═══ Task data ═══

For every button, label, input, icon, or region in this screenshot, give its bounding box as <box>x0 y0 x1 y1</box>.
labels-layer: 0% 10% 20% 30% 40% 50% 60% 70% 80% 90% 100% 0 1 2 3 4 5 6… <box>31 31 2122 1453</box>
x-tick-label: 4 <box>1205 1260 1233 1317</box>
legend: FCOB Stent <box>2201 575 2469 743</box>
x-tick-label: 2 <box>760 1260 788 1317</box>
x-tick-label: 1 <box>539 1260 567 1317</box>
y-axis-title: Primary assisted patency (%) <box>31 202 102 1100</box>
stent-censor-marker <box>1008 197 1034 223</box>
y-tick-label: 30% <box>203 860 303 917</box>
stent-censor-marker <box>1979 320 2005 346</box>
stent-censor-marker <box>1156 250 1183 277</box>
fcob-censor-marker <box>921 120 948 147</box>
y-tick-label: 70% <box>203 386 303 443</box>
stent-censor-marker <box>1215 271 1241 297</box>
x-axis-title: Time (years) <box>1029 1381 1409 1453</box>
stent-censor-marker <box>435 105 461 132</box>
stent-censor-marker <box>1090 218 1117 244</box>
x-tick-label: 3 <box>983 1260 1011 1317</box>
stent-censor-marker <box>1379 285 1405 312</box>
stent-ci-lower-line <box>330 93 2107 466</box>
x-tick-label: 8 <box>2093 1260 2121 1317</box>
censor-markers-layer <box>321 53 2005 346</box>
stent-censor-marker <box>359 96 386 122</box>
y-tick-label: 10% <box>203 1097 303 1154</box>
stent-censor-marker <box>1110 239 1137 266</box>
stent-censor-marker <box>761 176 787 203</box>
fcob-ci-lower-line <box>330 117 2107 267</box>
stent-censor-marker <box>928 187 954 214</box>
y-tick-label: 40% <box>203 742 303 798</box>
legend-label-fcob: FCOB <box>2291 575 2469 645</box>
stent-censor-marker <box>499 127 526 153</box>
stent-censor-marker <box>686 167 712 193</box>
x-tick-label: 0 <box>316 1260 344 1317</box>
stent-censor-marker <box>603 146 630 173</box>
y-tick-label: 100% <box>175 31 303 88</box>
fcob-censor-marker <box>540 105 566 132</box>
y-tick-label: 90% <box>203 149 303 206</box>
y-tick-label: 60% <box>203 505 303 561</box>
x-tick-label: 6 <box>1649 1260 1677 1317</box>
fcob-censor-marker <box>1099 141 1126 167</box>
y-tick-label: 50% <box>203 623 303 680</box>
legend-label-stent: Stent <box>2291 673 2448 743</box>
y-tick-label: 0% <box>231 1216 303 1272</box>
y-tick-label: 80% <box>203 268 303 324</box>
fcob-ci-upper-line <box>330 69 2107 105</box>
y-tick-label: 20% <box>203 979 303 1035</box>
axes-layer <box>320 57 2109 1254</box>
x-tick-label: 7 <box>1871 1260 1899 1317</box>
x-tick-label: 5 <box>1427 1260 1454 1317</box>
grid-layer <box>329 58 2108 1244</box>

═══

Recast every line of the records above as a Markdown table with the columns No. and Line, numbering the rows and omitting any blank lines.

--- Exercise answer ---
| No. | Line |
|---|---|
| 1 | For every button, label, input, icon, or region in this screenshot, give its bounding box as <box>x0 y0 x1 y1</box>. |
| 2 | labels-layer: 0% 10% 20% 30% 40% 50% 60% 70% 80% 90% 100% 0 1 2 3 4 5 6… <box>31 31 2122 1453</box> |
| 3 | x-tick-label: 4 <box>1205 1260 1233 1317</box> |
| 4 | legend: FCOB Stent <box>2201 575 2469 743</box> |
| 5 | x-tick-label: 2 <box>760 1260 788 1317</box> |
| 6 | x-tick-label: 1 <box>539 1260 567 1317</box> |
| 7 | y-axis-title: Primary assisted patency (%) <box>31 202 102 1100</box> |
| 8 | stent-censor-marker <box>1008 197 1034 223</box> |
| 9 | y-tick-label: 30% <box>203 860 303 917</box> |
| 10 | stent-censor-marker <box>1979 320 2005 346</box> |
| 11 | stent-censor-marker <box>1156 250 1183 277</box> |
| 12 | fcob-censor-marker <box>921 120 948 147</box> |
| 13 | y-tick-label: 70% <box>203 386 303 443</box> |
| 14 | stent-censor-marker <box>1215 271 1241 297</box> |
| 15 | x-axis-title: Time (years) <box>1029 1381 1409 1453</box> |
| 16 | stent-censor-marker <box>435 105 461 132</box> |
| 17 | stent-censor-marker <box>1090 218 1117 244</box> |
| 18 | x-tick-label: 3 <box>983 1260 1011 1317</box> |
| 19 | stent-censor-marker <box>1379 285 1405 312</box> |
| 20 | stent-ci-lower-line <box>330 93 2107 466</box> |
| 21 | x-tick-label: 8 <box>2093 1260 2121 1317</box> |
| 22 | censor-markers-layer <box>321 53 2005 346</box> |
| 23 | stent-censor-marker <box>359 96 386 122</box> |
| 24 | y-tick-label: 10% <box>203 1097 303 1154</box> |
| 25 | stent-censor-marker <box>1110 239 1137 266</box> |
| 26 | stent-censor-marker <box>761 176 787 203</box> |
| 27 | fcob-ci-lower-line <box>330 117 2107 267</box> |
| 28 | stent-censor-marker <box>928 187 954 214</box> |
| 29 | y-tick-label: 40% <box>203 742 303 798</box> |
| 30 | legend-label-fcob: FCOB <box>2291 575 2469 645</box> |
| 31 | stent-censor-marker <box>499 127 526 153</box> |
| 32 | stent-censor-marker <box>686 167 712 193</box> |
| 33 | x-tick-label: 0 <box>316 1260 344 1317</box> |
| 34 | stent-censor-marker <box>603 146 630 173</box> |
| 35 | y-tick-label: 100% <box>175 31 303 88</box> |
| 36 | fcob-censor-marker <box>540 105 566 132</box> |
| 37 | y-tick-label: 90% <box>203 149 303 206</box> |
| 38 | y-tick-label: 60% <box>203 505 303 561</box> |
| 39 | x-tick-label: 6 <box>1649 1260 1677 1317</box> |
| 40 | fcob-censor-marker <box>1099 141 1126 167</box> |
| 41 | y-tick-label: 50% <box>203 623 303 680</box> |
| 42 | legend-label-stent: Stent <box>2291 673 2448 743</box> |
| 43 | y-tick-label: 0% <box>231 1216 303 1272</box> |
| 44 | y-tick-label: 80% <box>203 268 303 324</box> |
| 45 | fcob-ci-upper-line <box>330 69 2107 105</box> |
| 46 | y-tick-label: 20% <box>203 979 303 1035</box> |
| 47 | axes-layer <box>320 57 2109 1254</box> |
| 48 | x-tick-label: 7 <box>1871 1260 1899 1317</box> |
| 49 | x-tick-label: 5 <box>1427 1260 1454 1317</box> |
| 50 | grid-layer <box>329 58 2108 1244</box> |